* [SHORT PROBLEM] Rewrite the material below with each "y-tick-label" renamed to "vertical-tick-label", and leave every other part unchanged.

═════ GIVEN DATA

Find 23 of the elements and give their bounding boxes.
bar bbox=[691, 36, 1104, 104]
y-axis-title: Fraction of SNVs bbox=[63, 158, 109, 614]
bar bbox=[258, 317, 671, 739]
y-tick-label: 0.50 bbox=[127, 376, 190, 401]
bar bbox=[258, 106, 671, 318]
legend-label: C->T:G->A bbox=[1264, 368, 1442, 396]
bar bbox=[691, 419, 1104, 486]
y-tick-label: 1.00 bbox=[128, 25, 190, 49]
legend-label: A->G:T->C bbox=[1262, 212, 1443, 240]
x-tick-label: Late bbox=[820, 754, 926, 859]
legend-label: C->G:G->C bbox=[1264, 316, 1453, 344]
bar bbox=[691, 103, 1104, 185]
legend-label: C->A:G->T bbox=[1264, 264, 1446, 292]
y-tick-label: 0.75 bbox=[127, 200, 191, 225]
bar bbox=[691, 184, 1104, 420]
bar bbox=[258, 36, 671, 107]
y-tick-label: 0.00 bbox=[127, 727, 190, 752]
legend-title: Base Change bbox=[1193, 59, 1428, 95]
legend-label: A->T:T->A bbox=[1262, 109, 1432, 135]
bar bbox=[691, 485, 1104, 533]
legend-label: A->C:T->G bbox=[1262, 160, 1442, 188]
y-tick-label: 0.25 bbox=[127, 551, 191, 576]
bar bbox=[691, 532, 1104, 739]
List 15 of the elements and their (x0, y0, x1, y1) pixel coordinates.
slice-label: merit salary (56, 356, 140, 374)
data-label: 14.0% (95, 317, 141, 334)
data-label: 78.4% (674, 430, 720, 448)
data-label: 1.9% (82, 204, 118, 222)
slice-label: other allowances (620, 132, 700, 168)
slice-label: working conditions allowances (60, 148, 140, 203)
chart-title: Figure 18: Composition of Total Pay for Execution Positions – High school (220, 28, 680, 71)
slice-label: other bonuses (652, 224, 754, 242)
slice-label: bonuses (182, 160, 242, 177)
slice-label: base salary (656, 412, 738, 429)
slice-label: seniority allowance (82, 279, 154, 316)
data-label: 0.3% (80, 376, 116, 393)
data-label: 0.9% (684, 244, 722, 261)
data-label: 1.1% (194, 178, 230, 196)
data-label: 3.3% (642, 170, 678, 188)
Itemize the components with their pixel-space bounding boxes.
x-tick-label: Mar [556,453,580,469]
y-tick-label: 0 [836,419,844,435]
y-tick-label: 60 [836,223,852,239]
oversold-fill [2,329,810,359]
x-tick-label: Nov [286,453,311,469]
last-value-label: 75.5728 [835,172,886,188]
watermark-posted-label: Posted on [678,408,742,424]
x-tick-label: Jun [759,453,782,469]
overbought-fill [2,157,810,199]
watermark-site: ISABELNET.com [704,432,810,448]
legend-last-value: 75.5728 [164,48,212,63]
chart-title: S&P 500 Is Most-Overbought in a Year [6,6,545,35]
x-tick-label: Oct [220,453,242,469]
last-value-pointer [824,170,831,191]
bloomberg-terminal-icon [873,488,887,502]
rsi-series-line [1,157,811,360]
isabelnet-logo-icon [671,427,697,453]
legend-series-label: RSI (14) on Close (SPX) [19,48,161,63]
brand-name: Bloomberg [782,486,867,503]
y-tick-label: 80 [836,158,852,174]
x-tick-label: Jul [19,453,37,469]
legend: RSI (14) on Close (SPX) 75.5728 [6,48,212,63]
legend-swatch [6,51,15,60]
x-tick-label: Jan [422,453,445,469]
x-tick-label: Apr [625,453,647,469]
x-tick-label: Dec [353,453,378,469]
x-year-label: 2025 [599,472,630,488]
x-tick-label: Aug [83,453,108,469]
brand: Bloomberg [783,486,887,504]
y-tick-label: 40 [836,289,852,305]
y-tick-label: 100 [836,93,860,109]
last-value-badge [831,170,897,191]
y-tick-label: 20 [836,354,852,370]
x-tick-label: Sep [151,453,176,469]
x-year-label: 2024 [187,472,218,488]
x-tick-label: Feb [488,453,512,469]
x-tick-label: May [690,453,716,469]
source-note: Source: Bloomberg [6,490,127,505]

══════════

* [COMPLETE OUTPUT]
Find 23 of the elements and give their bounding boxes.
bar bbox=[691, 36, 1104, 104]
y-axis-title: Fraction of SNVs bbox=[63, 158, 109, 614]
bar bbox=[258, 317, 671, 739]
vertical-tick-label: 0.50 bbox=[127, 376, 190, 401]
bar bbox=[258, 106, 671, 318]
legend-label: C->T:G->A bbox=[1264, 368, 1442, 396]
bar bbox=[691, 419, 1104, 486]
vertical-tick-label: 1.00 bbox=[128, 25, 190, 49]
legend-label: A->G:T->C bbox=[1262, 212, 1443, 240]
x-tick-label: Late bbox=[820, 754, 926, 859]
legend-label: C->G:G->C bbox=[1264, 316, 1453, 344]
bar bbox=[691, 103, 1104, 185]
legend-label: C->A:G->T bbox=[1264, 264, 1446, 292]
vertical-tick-label: 0.75 bbox=[127, 200, 191, 225]
bar bbox=[691, 184, 1104, 420]
bar bbox=[258, 36, 671, 107]
vertical-tick-label: 0.00 bbox=[127, 727, 190, 752]
legend-title: Base Change bbox=[1193, 59, 1428, 95]
legend-label: A->T:T->A bbox=[1262, 109, 1432, 135]
bar bbox=[691, 485, 1104, 533]
legend-label: A->C:T->G bbox=[1262, 160, 1442, 188]
vertical-tick-label: 0.25 bbox=[127, 551, 191, 576]
bar bbox=[691, 532, 1104, 739]
List 15 of the elements and their (x0, y0, x1, y1) pixel coordinates.
slice-label: merit salary (56, 356, 140, 374)
data-label: 14.0% (95, 317, 141, 334)
data-label: 78.4% (674, 430, 720, 448)
data-label: 1.9% (82, 204, 118, 222)
slice-label: other allowances (620, 132, 700, 168)
slice-label: working conditions allowances (60, 148, 140, 203)
chart-title: Figure 18: Composition of Total Pay for Execution Positions – High school (220, 28, 680, 71)
slice-label: other bonuses (652, 224, 754, 242)
slice-label: bonuses (182, 160, 242, 177)
slice-label: base salary (656, 412, 738, 429)
slice-label: seniority allowance (82, 279, 154, 316)
data-label: 0.3% (80, 376, 116, 393)
data-label: 0.9% (684, 244, 722, 261)
data-label: 1.1% (194, 178, 230, 196)
data-label: 3.3% (642, 170, 678, 188)
Itemize the components with their pixel-space bounding boxes.
x-tick-label: Mar [556,453,580,469]
vertical-tick-label: 0 [836,419,844,435]
vertical-tick-label: 60 [836,223,852,239]
oversold-fill [2,329,810,359]
x-tick-label: Nov [286,453,311,469]
last-value-label: 75.5728 [835,172,886,188]
watermark-posted-label: Posted on [678,408,742,424]
x-tick-label: Jun [759,453,782,469]
overbought-fill [2,157,810,199]
watermark-site: ISABELNET.com [704,432,810,448]
legend-last-value: 75.5728 [164,48,212,63]
chart-title: S&P 500 Is Most-Overbought in a Year [6,6,545,35]
x-tick-label: Oct [220,453,242,469]
last-value-pointer [824,170,831,191]
bloomberg-terminal-icon [873,488,887,502]
rsi-series-line [1,157,811,360]
isabelnet-logo-icon [671,427,697,453]
legend-series-label: RSI (14) on Close (SPX) [19,48,161,63]
brand-name: Bloomberg [782,486,867,503]
vertical-tick-label: 80 [836,158,852,174]
x-tick-label: Jul [19,453,37,469]
legend: RSI (14) on Close (SPX) 75.5728 [6,48,212,63]
legend-swatch [6,51,15,60]
x-tick-label: Jan [422,453,445,469]
x-tick-label: Apr [625,453,647,469]
x-tick-label: Dec [353,453,378,469]
x-year-label: 2025 [599,472,630,488]
x-tick-label: Aug [83,453,108,469]
brand: Bloomberg [783,486,887,504]
vertical-tick-label: 40 [836,289,852,305]
vertical-tick-label: 100 [836,93,860,109]
last-value-badge [831,170,897,191]
vertical-tick-label: 20 [836,354,852,370]
x-tick-label: Sep [151,453,176,469]
x-year-label: 2024 [187,472,218,488]
x-tick-label: Feb [488,453,512,469]
x-tick-label: May [690,453,716,469]
source-note: Source: Bloomberg [6,490,127,505]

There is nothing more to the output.